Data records
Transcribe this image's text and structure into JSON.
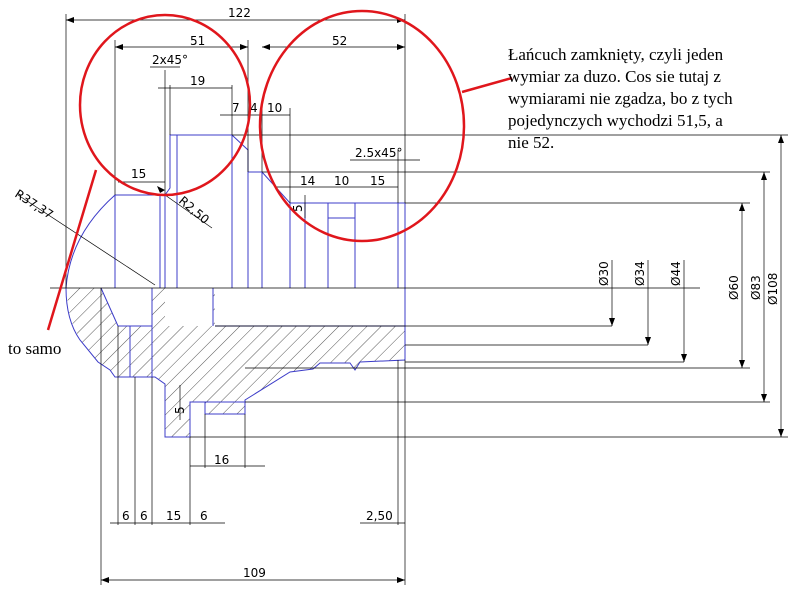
{
  "annotations": {
    "main_note": "Łańcuch zamknięty, czyli jeden\nwymiar za duzo. Cos sie tutaj z\nwymiarami nie zgadza, bo z tych\npojedynczych wychodzi 51,5, a\nnie 52.",
    "side_note": "to samo"
  },
  "dimensions": {
    "d122": "122",
    "d51": "51",
    "d52": "52",
    "chamfer1": "2x45°",
    "d19": "19",
    "d7": "7",
    "d4": "4",
    "d10a": "10",
    "chamfer2": "2.5x45°",
    "d15a": "15",
    "r2": "R2,50",
    "r37": "R37,37",
    "d14": "14",
    "d10b": "10",
    "d15b": "15",
    "d5a": "5",
    "dia30": "Ø30",
    "dia34": "Ø34",
    "dia44": "Ø44",
    "dia60": "Ø60",
    "dia83": "Ø83",
    "dia108": "Ø108",
    "d5b": "5",
    "d16": "16",
    "d6a": "6",
    "d6b": "6",
    "d15c": "15",
    "d6c": "6",
    "d250": "2,50",
    "d109": "109"
  },
  "colors": {
    "outline": "#3c3cc8",
    "dimension": "#000000",
    "markup": "#e0161c",
    "hatch": "#333333"
  }
}
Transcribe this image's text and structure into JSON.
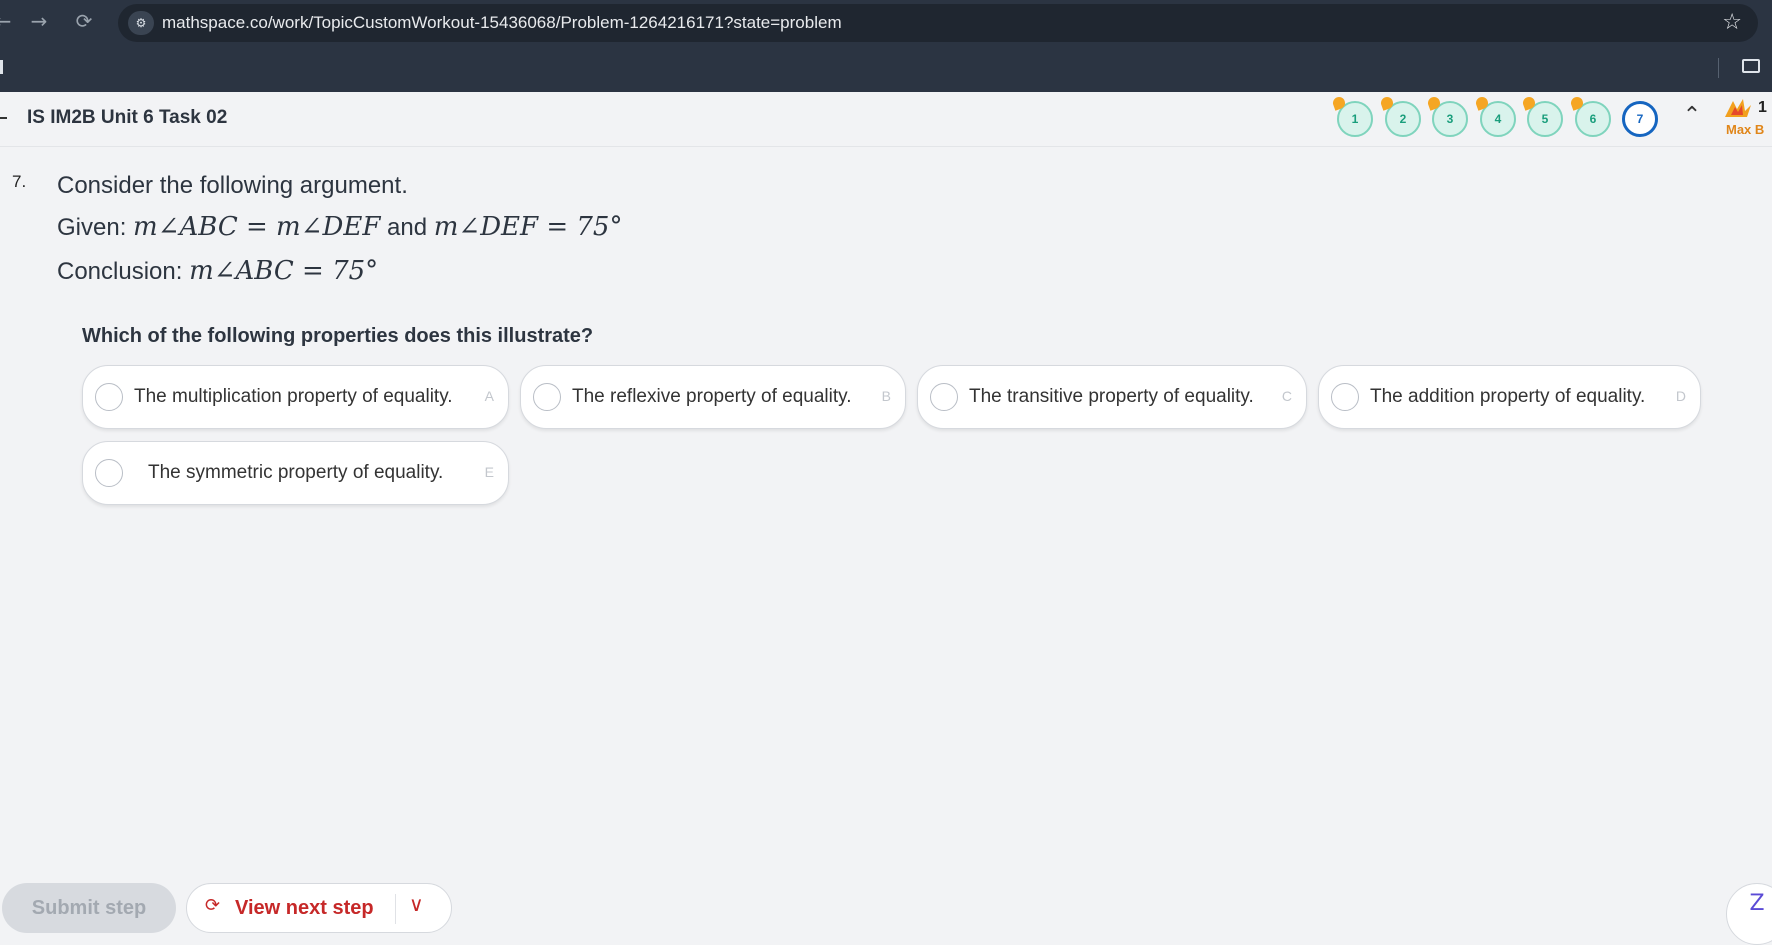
{
  "browser": {
    "back_icon": "←",
    "forward_icon": "→",
    "reload_icon": "⟳",
    "url": "mathspace.co/work/TopicCustomWorkout-15436068/Problem-1264216171?state=problem",
    "star_icon": "☆"
  },
  "header": {
    "task_title": "IS IM2B Unit 6 Task 02",
    "questions": [
      {
        "label": "1",
        "status": "complete"
      },
      {
        "label": "2",
        "status": "complete"
      },
      {
        "label": "3",
        "status": "complete"
      },
      {
        "label": "4",
        "status": "complete"
      },
      {
        "label": "5",
        "status": "complete"
      },
      {
        "label": "6",
        "status": "complete"
      },
      {
        "label": "7",
        "status": "current"
      }
    ],
    "collapse_icon": "⌃",
    "badge_count": "1",
    "badge_label": "Max B"
  },
  "problem": {
    "number": "7.",
    "intro": "Consider the following argument.",
    "given_label": "Given:",
    "given_math_1": "m∠ABC = m∠DEF",
    "and_word": "and",
    "given_math_2": "m∠DEF = 75°",
    "conclusion_label": "Conclusion:",
    "conclusion_math": "m∠ABC = 75°",
    "prompt": "Which of the following properties does this illustrate?",
    "options": [
      {
        "text": "The multiplication property of equality.",
        "letter": "A"
      },
      {
        "text": "The reflexive property of equality.",
        "letter": "B"
      },
      {
        "text": "The transitive property of equality.",
        "letter": "C"
      },
      {
        "text": "The addition property of equality.",
        "letter": "D"
      },
      {
        "text": "The symmetric property of equality.",
        "letter": "E"
      }
    ]
  },
  "footer": {
    "submit_label": "Submit step",
    "next_label": "View next step",
    "next_icon": "⟳",
    "dropdown_icon": "∨",
    "help_icon": "Z"
  }
}
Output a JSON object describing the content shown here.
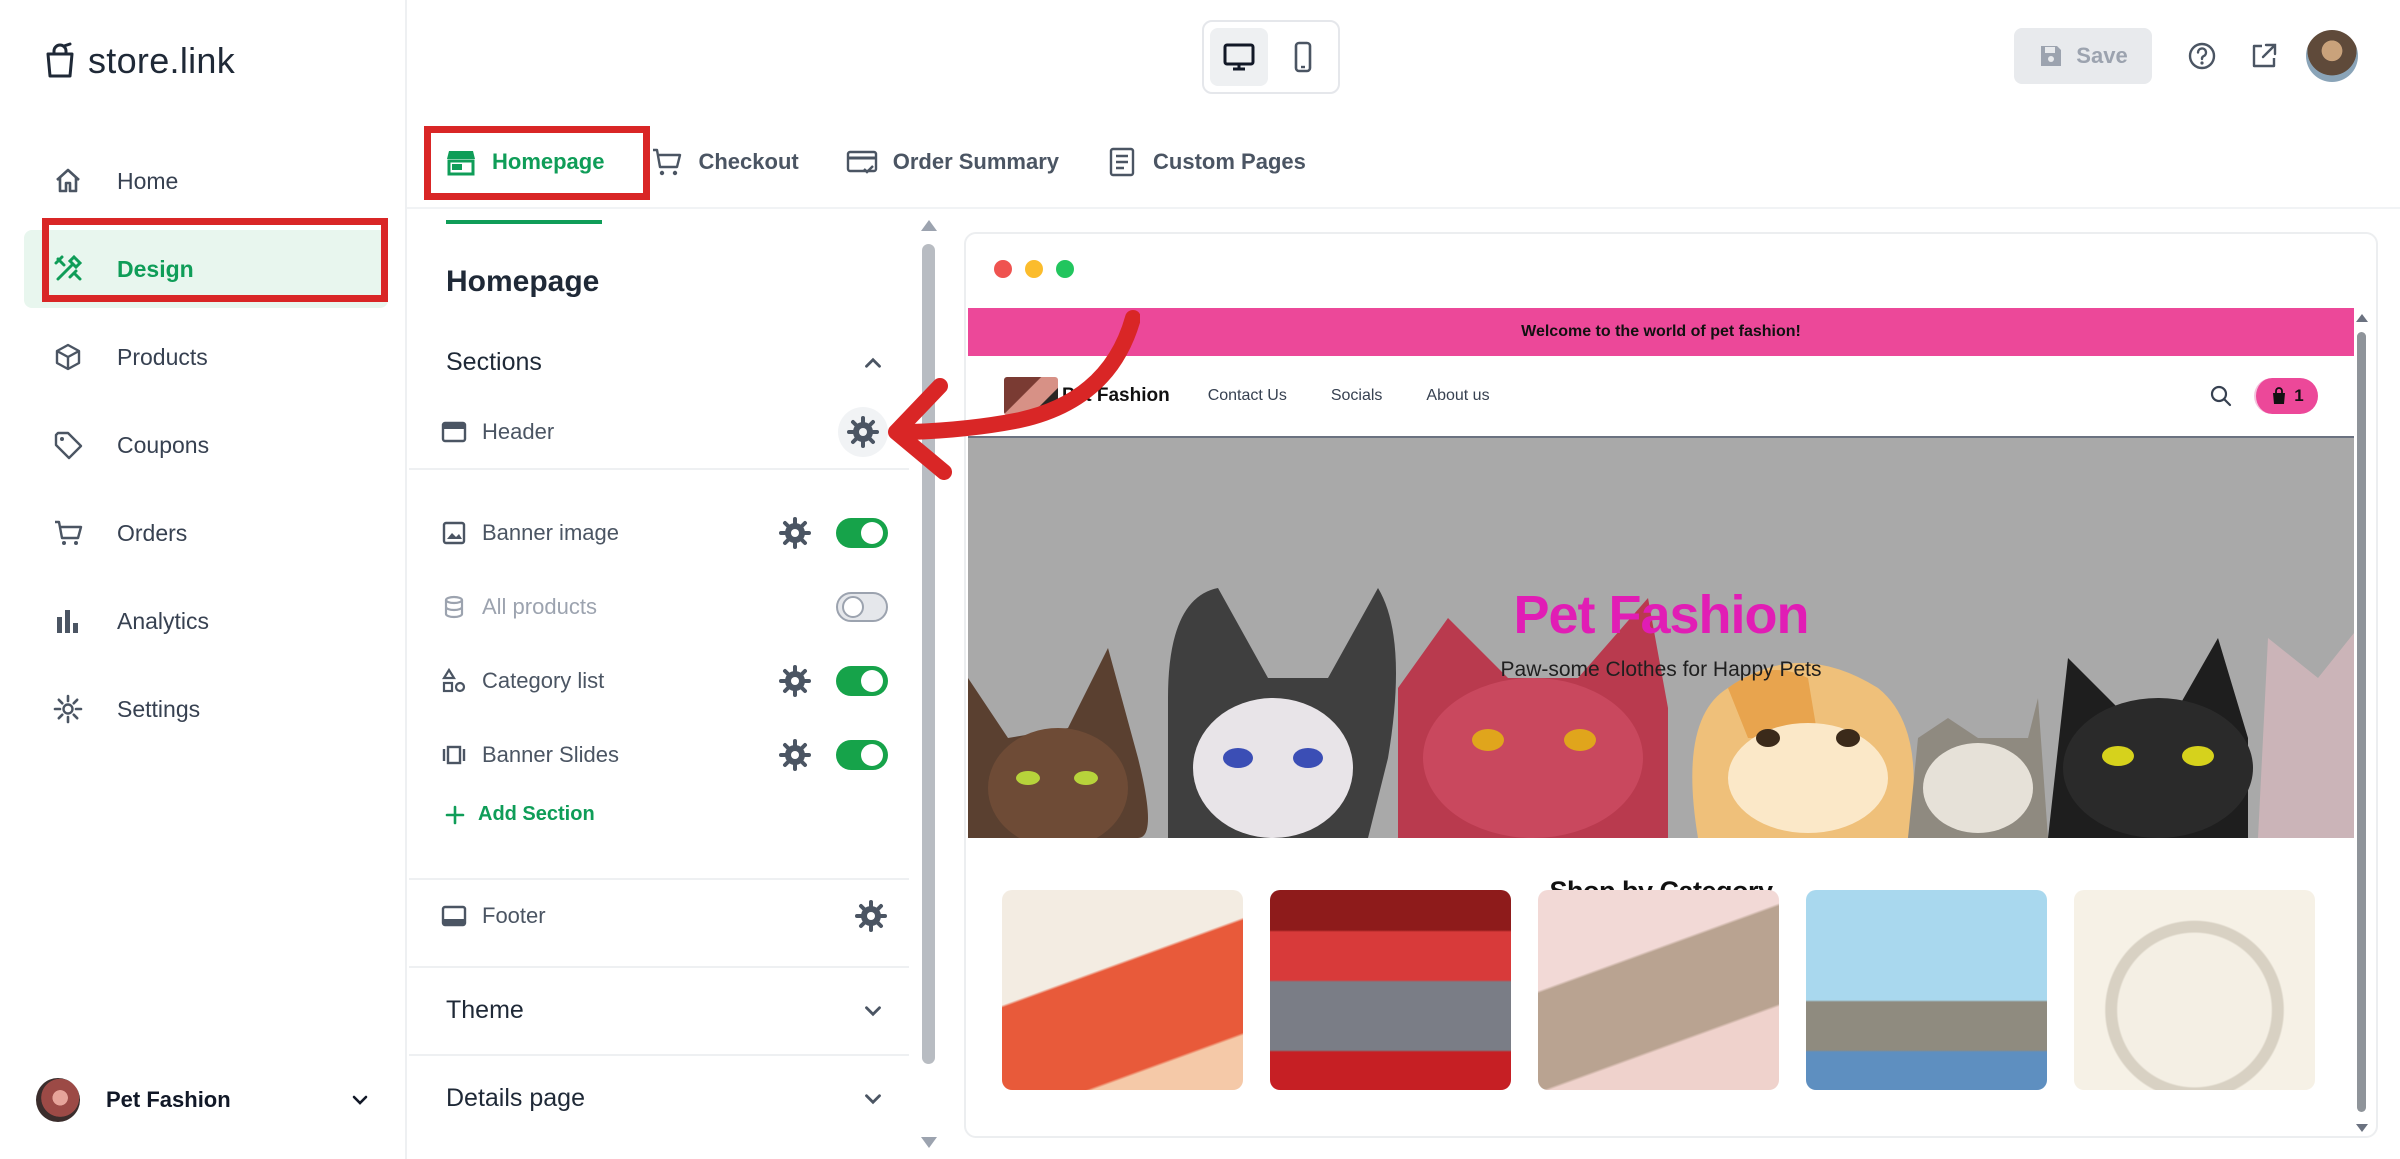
{
  "app": {
    "logo_text": "store.link"
  },
  "sidebar": {
    "items": [
      {
        "label": "Home",
        "icon": "home-icon",
        "active": false
      },
      {
        "label": "Design",
        "icon": "design-icon",
        "active": true
      },
      {
        "label": "Products",
        "icon": "box-icon",
        "active": false
      },
      {
        "label": "Coupons",
        "icon": "tag-icon",
        "active": false
      },
      {
        "label": "Orders",
        "icon": "cart-icon",
        "active": false
      },
      {
        "label": "Analytics",
        "icon": "bar-chart-icon",
        "active": false
      },
      {
        "label": "Settings",
        "icon": "gear-icon",
        "active": false
      }
    ],
    "store_name": "Pet Fashion"
  },
  "topbar": {
    "view_modes": [
      "desktop",
      "mobile"
    ],
    "active_view": "desktop",
    "save_label": "Save"
  },
  "tabs": [
    {
      "label": "Homepage",
      "active": true
    },
    {
      "label": "Checkout",
      "active": false
    },
    {
      "label": "Order Summary",
      "active": false
    },
    {
      "label": "Custom Pages",
      "active": false
    }
  ],
  "panel": {
    "title": "Homepage",
    "sections_label": "Sections",
    "header_label": "Header",
    "items": [
      {
        "label": "Banner image",
        "enabled": true,
        "configurable": true
      },
      {
        "label": "All products",
        "enabled": false,
        "configurable": false
      },
      {
        "label": "Category list",
        "enabled": true,
        "configurable": true
      },
      {
        "label": "Banner Slides",
        "enabled": true,
        "configurable": true
      }
    ],
    "add_section_label": "Add Section",
    "footer_label": "Footer",
    "theme_label": "Theme",
    "details_label": "Details page"
  },
  "preview": {
    "announcement": "Welcome to the world of pet fashion!",
    "brand": "Pet Fashion",
    "nav_links": [
      "Contact Us",
      "Socials",
      "About us"
    ],
    "cart_count": "1",
    "hero_title": "Pet Fashion",
    "hero_subtitle": "Paw-some Clothes for Happy Pets",
    "category_heading": "Shop by Category",
    "colors": {
      "accent_pink": "#ec4899",
      "hero_title": "#e11db5",
      "brand_green": "#0f9d58",
      "highlight_red": "#d92626"
    }
  }
}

TASK PROMPT
Copy the whole listing above word for word but do not carry over the pictures.

WRITTEN ANSWER
Transcribe this image's text and structure into JSON.
{
  "annotations": {
    "main_note": "Łańcuch zamknięty, czyli jeden\nwymiar za duzo. Cos sie tutaj z\nwymiarami nie zgadza, bo z tych\npojedynczych wychodzi 51,5, a\nnie 52.",
    "side_note": "to samo"
  },
  "dimensions": {
    "d122": "122",
    "d51": "51",
    "d52": "52",
    "chamfer1": "2x45°",
    "d19": "19",
    "d7": "7",
    "d4": "4",
    "d10a": "10",
    "chamfer2": "2.5x45°",
    "d15a": "15",
    "r2": "R2,50",
    "r37": "R37,37",
    "d14": "14",
    "d10b": "10",
    "d15b": "15",
    "d5a": "5",
    "dia30": "Ø30",
    "dia34": "Ø34",
    "dia44": "Ø44",
    "dia60": "Ø60",
    "dia83": "Ø83",
    "dia108": "Ø108",
    "d5b": "5",
    "d16": "16",
    "d6a": "6",
    "d6b": "6",
    "d15c": "15",
    "d6c": "6",
    "d250": "2,50",
    "d109": "109"
  },
  "colors": {
    "outline": "#3c3cc8",
    "dimension": "#000000",
    "markup": "#e0161c",
    "hatch": "#333333"
  }
}
Transcribe this image's text and structure into JSON.
{
  "browser": {
    "back_icon": "←",
    "forward_icon": "→",
    "reload_icon": "⟳",
    "url": "mathspace.co/work/TopicCustomWorkout-15436068/Problem-1264216171?state=problem",
    "star_icon": "☆"
  },
  "header": {
    "task_title": "IS IM2B Unit 6 Task 02",
    "questions": [
      {
        "label": "1",
        "status": "complete"
      },
      {
        "label": "2",
        "status": "complete"
      },
      {
        "label": "3",
        "status": "complete"
      },
      {
        "label": "4",
        "status": "complete"
      },
      {
        "label": "5",
        "status": "complete"
      },
      {
        "label": "6",
        "status": "complete"
      },
      {
        "label": "7",
        "status": "current"
      }
    ],
    "collapse_icon": "⌃",
    "badge_count": "1",
    "badge_label": "Max B"
  },
  "problem": {
    "number": "7.",
    "intro": "Consider the following argument.",
    "given_label": "Given:",
    "given_math_1": "m∠ABC = m∠DEF",
    "and_word": "and",
    "given_math_2": "m∠DEF = 75°",
    "conclusion_label": "Conclusion:",
    "conclusion_math": "m∠ABC = 75°",
    "prompt": "Which of the following properties does this illustrate?",
    "options": [
      {
        "text": "The multiplication property of equality.",
        "letter": "A"
      },
      {
        "text": "The reflexive property of equality.",
        "letter": "B"
      },
      {
        "text": "The transitive property of equality.",
        "letter": "C"
      },
      {
        "text": "The addition property of equality.",
        "letter": "D"
      },
      {
        "text": "The symmetric property of equality.",
        "letter": "E"
      }
    ]
  },
  "footer": {
    "submit_label": "Submit step",
    "next_label": "View next step",
    "next_icon": "⟳",
    "dropdown_icon": "∨",
    "help_icon": "Z"
  }
}
Output a JSON object describing the content shown here.
{
  "app": {
    "logo_text": "store.link"
  },
  "sidebar": {
    "items": [
      {
        "label": "Home",
        "icon": "home-icon",
        "active": false
      },
      {
        "label": "Design",
        "icon": "design-icon",
        "active": true
      },
      {
        "label": "Products",
        "icon": "box-icon",
        "active": false
      },
      {
        "label": "Coupons",
        "icon": "tag-icon",
        "active": false
      },
      {
        "label": "Orders",
        "icon": "cart-icon",
        "active": false
      },
      {
        "label": "Analytics",
        "icon": "bar-chart-icon",
        "active": false
      },
      {
        "label": "Settings",
        "icon": "gear-icon",
        "active": false
      }
    ],
    "store_name": "Pet Fashion"
  },
  "topbar": {
    "view_modes": [
      "desktop",
      "mobile"
    ],
    "active_view": "desktop",
    "save_label": "Save"
  },
  "tabs": [
    {
      "label": "Homepage",
      "active": true
    },
    {
      "label": "Checkout",
      "active": false
    },
    {
      "label": "Order Summary",
      "active": false
    },
    {
      "label": "Custom Pages",
      "active": false
    }
  ],
  "panel": {
    "title": "Homepage",
    "sections_label": "Sections",
    "header_label": "Header",
    "items": [
      {
        "label": "Banner image",
        "enabled": true,
        "configurable": true
      },
      {
        "label": "All products",
        "enabled": false,
        "configurable": false
      },
      {
        "label": "Category list",
        "enabled": true,
        "configurable": true
      },
      {
        "label": "Banner Slides",
        "enabled": true,
        "configurable": true
      }
    ],
    "add_section_label": "Add Section",
    "footer_label": "Footer",
    "theme_label": "Theme",
    "details_label": "Details page"
  },
  "preview": {
    "announcement": "Welcome to the world of pet fashion!",
    "brand": "Pet Fashion",
    "nav_links": [
      "Contact Us",
      "Socials",
      "About us"
    ],
    "cart_count": "1",
    "hero_title": "Pet Fashion",
    "hero_subtitle": "Paw-some Clothes for Happy Pets",
    "category_heading": "Shop by Category",
    "colors": {
      "accent_pink": "#ec4899",
      "hero_title": "#e11db5",
      "brand_green": "#0f9d58",
      "highlight_red": "#d92626"
    }
  }
}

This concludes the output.